Requirement
Output the data that follows exactly, line for line.

The data

____

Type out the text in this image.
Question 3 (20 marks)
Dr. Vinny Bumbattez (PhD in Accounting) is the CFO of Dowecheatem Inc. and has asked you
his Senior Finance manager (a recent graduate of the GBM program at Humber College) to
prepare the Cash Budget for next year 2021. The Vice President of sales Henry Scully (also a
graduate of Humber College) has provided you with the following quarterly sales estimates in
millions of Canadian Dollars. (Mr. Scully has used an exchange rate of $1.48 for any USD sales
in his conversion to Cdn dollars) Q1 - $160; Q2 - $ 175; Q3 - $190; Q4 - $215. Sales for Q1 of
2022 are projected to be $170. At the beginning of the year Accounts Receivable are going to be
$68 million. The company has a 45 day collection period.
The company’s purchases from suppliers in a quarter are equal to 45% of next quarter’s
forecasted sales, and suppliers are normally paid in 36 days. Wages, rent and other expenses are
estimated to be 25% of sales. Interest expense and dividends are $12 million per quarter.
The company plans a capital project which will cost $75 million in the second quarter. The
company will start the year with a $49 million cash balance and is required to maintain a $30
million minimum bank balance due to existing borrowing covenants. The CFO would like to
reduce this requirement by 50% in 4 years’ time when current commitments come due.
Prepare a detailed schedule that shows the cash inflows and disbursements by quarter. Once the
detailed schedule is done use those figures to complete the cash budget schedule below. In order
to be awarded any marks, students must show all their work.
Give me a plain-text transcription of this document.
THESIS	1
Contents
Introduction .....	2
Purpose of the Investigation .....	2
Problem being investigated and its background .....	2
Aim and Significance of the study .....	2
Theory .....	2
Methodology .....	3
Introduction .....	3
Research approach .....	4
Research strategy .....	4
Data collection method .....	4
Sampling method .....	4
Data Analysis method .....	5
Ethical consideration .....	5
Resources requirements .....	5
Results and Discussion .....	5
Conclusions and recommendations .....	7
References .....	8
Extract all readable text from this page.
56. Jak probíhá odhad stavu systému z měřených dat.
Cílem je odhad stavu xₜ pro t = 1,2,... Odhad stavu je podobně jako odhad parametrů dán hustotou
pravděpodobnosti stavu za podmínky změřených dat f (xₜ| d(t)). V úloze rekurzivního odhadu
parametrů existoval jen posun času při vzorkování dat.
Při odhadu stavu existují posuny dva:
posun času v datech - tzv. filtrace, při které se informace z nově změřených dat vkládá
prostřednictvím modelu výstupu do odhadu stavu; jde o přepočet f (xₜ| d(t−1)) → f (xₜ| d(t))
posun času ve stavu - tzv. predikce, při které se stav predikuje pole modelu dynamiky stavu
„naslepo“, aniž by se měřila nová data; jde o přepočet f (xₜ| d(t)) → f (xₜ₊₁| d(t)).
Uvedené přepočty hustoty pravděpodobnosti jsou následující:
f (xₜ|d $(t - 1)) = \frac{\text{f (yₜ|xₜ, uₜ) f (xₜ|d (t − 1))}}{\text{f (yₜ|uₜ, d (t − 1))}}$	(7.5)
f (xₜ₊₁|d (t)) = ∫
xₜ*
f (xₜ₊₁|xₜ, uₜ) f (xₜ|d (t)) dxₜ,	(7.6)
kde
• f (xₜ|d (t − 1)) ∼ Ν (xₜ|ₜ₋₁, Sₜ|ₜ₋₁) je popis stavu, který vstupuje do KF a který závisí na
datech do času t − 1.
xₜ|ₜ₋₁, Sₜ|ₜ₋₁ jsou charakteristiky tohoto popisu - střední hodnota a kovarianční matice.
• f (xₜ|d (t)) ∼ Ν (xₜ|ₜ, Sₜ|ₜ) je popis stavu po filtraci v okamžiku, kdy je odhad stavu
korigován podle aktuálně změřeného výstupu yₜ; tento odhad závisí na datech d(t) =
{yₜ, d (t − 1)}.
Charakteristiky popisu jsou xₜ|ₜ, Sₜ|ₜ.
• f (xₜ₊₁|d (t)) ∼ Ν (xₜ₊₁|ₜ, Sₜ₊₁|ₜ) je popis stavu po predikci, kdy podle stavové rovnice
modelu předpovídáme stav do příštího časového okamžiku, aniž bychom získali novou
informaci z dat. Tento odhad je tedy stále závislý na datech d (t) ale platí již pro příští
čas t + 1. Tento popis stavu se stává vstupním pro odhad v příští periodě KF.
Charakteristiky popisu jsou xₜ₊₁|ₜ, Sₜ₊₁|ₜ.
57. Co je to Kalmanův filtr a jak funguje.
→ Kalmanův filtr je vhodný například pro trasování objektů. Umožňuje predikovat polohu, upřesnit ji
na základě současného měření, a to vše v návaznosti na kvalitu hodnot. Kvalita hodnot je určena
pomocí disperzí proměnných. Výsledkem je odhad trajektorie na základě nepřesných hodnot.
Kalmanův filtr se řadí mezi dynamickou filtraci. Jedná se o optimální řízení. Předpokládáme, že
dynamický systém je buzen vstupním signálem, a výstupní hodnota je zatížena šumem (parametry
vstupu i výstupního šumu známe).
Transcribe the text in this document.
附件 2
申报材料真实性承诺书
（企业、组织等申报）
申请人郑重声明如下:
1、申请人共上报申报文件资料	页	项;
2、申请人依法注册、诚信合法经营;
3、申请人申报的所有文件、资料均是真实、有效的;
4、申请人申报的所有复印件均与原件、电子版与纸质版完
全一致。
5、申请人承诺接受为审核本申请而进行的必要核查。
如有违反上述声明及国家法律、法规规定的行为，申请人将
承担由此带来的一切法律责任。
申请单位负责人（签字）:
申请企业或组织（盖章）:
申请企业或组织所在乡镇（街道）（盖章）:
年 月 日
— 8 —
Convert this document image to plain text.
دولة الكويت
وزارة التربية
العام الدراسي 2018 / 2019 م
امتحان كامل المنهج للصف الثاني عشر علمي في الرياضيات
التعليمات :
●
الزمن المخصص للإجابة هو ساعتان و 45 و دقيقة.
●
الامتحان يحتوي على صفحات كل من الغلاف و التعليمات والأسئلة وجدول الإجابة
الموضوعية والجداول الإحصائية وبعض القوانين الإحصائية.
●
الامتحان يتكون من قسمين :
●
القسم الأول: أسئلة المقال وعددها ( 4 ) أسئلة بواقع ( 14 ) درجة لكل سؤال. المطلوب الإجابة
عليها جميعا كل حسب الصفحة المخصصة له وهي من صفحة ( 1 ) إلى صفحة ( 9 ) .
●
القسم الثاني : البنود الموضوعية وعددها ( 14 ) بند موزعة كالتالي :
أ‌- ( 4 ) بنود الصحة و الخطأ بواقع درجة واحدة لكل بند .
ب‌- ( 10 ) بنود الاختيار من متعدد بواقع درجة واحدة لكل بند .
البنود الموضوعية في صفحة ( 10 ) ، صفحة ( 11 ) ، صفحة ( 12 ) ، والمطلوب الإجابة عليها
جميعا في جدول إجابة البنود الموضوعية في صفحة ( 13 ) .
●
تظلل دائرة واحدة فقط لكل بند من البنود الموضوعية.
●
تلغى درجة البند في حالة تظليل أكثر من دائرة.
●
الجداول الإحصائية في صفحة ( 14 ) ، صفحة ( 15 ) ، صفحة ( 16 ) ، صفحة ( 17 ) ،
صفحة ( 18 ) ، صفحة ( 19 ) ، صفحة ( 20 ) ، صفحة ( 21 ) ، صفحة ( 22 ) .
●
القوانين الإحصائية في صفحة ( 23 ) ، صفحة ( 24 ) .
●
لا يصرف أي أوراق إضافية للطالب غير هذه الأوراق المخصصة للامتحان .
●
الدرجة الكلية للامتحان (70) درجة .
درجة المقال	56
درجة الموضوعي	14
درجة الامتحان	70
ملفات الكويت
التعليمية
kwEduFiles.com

____

Complete output
Type out the text in this image.
Question 3 (20 marks)
Dr. Vinny Bumbattez (PhD in Accounting) is the CFO of Dowecheatem Inc. and has asked you
his Senior Finance manager (a recent graduate of the GBM program at Humber College) to
prepare the Cash Budget for next year 2021. The Vice President of sales Henry Scully (also a
graduate of Humber College) has provided you with the following quarterly sales estimates in
millions of Canadian Dollars. (Mr. Scully has used an exchange rate of $1.48 for any USD sales
in his conversion to Cdn dollars) Q1 - $160; Q2 - $ 175; Q3 - $190; Q4 - $215. Sales for Q1 of
2022 are projected to be $170. At the beginning of the year Accounts Receivable are going to be
$68 million. The company has a 45 day collection period.
The company’s purchases from suppliers in a quarter are equal to 45% of next quarter’s
forecasted sales, and suppliers are normally paid in 36 days. Wages, rent and other expenses are
estimated to be 25% of sales. Interest expense and dividends are $12 million per quarter.
The company plans a capital project which will cost $75 million in the second quarter. The
company will start the year with a $49 million cash balance and is required to maintain a $30
million minimum bank balance due to existing borrowing covenants. The CFO would like to
reduce this requirement by 50% in 4 years’ time when current commitments come due.
Prepare a detailed schedule that shows the cash inflows and disbursements by quarter. Once the
detailed schedule is done use those figures to complete the cash budget schedule below. In order
to be awarded any marks, students must show all their work.
Give me a plain-text transcription of this document.
THESIS	1
Contents
Introduction .....	2
Purpose of the Investigation .....	2
Problem being investigated and its background .....	2
Aim and Significance of the study .....	2
Theory .....	2
Methodology .....	3
Introduction .....	3
Research approach .....	4
Research strategy .....	4
Data collection method .....	4
Sampling method .....	4
Data Analysis method .....	5
Ethical consideration .....	5
Resources requirements .....	5
Results and Discussion .....	5
Conclusions and recommendations .....	7
References .....	8
Extract all readable text from this page.
56. Jak probíhá odhad stavu systému z měřených dat.
Cílem je odhad stavu xₜ pro t = 1,2,... Odhad stavu je podobně jako odhad parametrů dán hustotou
pravděpodobnosti stavu za podmínky změřených dat f (xₜ| d(t)). V úloze rekurzivního odhadu
parametrů existoval jen posun času při vzorkování dat.
Při odhadu stavu existují posuny dva:
posun času v datech - tzv. filtrace, při které se informace z nově změřených dat vkládá
prostřednictvím modelu výstupu do odhadu stavu; jde o přepočet f (xₜ| d(t−1)) → f (xₜ| d(t))
posun času ve stavu - tzv. predikce, při které se stav predikuje pole modelu dynamiky stavu
„naslepo“, aniž by se měřila nová data; jde o přepočet f (xₜ| d(t)) → f (xₜ₊₁| d(t)).
Uvedené přepočty hustoty pravděpodobnosti jsou následující:
f (xₜ|d $(t - 1)) = \frac{\text{f (yₜ|xₜ, uₜ) f (xₜ|d (t − 1))}}{\text{f (yₜ|uₜ, d (t − 1))}}$	(7.5)
f (xₜ₊₁|d (t)) = ∫
xₜ*
f (xₜ₊₁|xₜ, uₜ) f (xₜ|d (t)) dxₜ,	(7.6)
kde
• f (xₜ|d (t − 1)) ∼ Ν (xₜ|ₜ₋₁, Sₜ|ₜ₋₁) je popis stavu, který vstupuje do KF a který závisí na
datech do času t − 1.
xₜ|ₜ₋₁, Sₜ|ₜ₋₁ jsou charakteristiky tohoto popisu - střední hodnota a kovarianční matice.
• f (xₜ|d (t)) ∼ Ν (xₜ|ₜ, Sₜ|ₜ) je popis stavu po filtraci v okamžiku, kdy je odhad stavu
korigován podle aktuálně změřeného výstupu yₜ; tento odhad závisí na datech d(t) =
{yₜ, d (t − 1)}.
Charakteristiky popisu jsou xₜ|ₜ, Sₜ|ₜ.
• f (xₜ₊₁|d (t)) ∼ Ν (xₜ₊₁|ₜ, Sₜ₊₁|ₜ) je popis stavu po predikci, kdy podle stavové rovnice
modelu předpovídáme stav do příštího časového okamžiku, aniž bychom získali novou
informaci z dat. Tento odhad je tedy stále závislý na datech d (t) ale platí již pro příští
čas t + 1. Tento popis stavu se stává vstupním pro odhad v příští periodě KF.
Charakteristiky popisu jsou xₜ₊₁|ₜ, Sₜ₊₁|ₜ.
57. Co je to Kalmanův filtr a jak funguje.
→ Kalmanův filtr je vhodný například pro trasování objektů. Umožňuje predikovat polohu, upřesnit ji
na základě současného měření, a to vše v návaznosti na kvalitu hodnot. Kvalita hodnot je určena
pomocí disperzí proměnných. Výsledkem je odhad trajektorie na základě nepřesných hodnot.
Kalmanův filtr se řadí mezi dynamickou filtraci. Jedná se o optimální řízení. Předpokládáme, že
dynamický systém je buzen vstupním signálem, a výstupní hodnota je zatížena šumem (parametry
vstupu i výstupního šumu známe).
Transcribe the text in this document.
附件 2
申报材料真实性承诺书
（企业、组织等申报）
申请人郑重声明如下:
1、申请人共上报申报文件资料	页	项;
2、申请人依法注册、诚信合法经营;
3、申请人申报的所有文件、资料均是真实、有效的;
4、申请人申报的所有复印件均与原件、电子版与纸质版完
全一致。
5、申请人承诺接受为审核本申请而进行的必要核查。
如有违反上述声明及国家法律、法规规定的行为，申请人将
承担由此带来的一切法律责任。
申请单位负责人（签字）:
申请企业或组织（盖章）:
申请企业或组织所在乡镇（街道）（盖章）:
年 月 日
— 8 —
Convert this document image to plain text.
دولة الكويت
وزارة التربية
العام الدراسي 2018 / 2019 م
امتحان كامل المنهج للصف الثاني عشر علمي في الرياضيات
التعليمات :
●
الزمن المخصص للإجابة هو ساعتان و 45 و دقيقة.
●
الامتحان يحتوي على صفحات كل من الغلاف و التعليمات والأسئلة وجدول الإجابة
الموضوعية والجداول الإحصائية وبعض القوانين الإحصائية.
●
الامتحان يتكون من قسمين :
●
القسم الأول: أسئلة المقال وعددها ( 4 ) أسئلة بواقع ( 14 ) درجة لكل سؤال. المطلوب الإجابة
عليها جميعا كل حسب الصفحة المخصصة له وهي من صفحة ( 1 ) إلى صفحة ( 9 ) .
●
القسم الثاني : البنود الموضوعية وعددها ( 14 ) بند موزعة كالتالي :
أ‌- ( 4 ) بنود الصحة و الخطأ بواقع درجة واحدة لكل بند .
ب‌- ( 10 ) بنود الاختيار من متعدد بواقع درجة واحدة لكل بند .
البنود الموضوعية في صفحة ( 10 ) ، صفحة ( 11 ) ، صفحة ( 12 ) ، والمطلوب الإجابة عليها
جميعا في جدول إجابة البنود الموضوعية في صفحة ( 13 ) .
●
تظلل دائرة واحدة فقط لكل بند من البنود الموضوعية.
●
تلغى درجة البند في حالة تظليل أكثر من دائرة.
●
الجداول الإحصائية في صفحة ( 14 ) ، صفحة ( 15 ) ، صفحة ( 16 ) ، صفحة ( 17 ) ،
صفحة ( 18 ) ، صفحة ( 19 ) ، صفحة ( 20 ) ، صفحة ( 21 ) ، صفحة ( 22 ) .
●
القوانين الإحصائية في صفحة ( 23 ) ، صفحة ( 24 ) .
●
لا يصرف أي أوراق إضافية للطالب غير هذه الأوراق المخصصة للامتحان .
●
الدرجة الكلية للامتحان (70) درجة .
درجة المقال	56
درجة الموضوعي	14
درجة الامتحان	70
ملفات الكويت
التعليمية
kwEduFiles.com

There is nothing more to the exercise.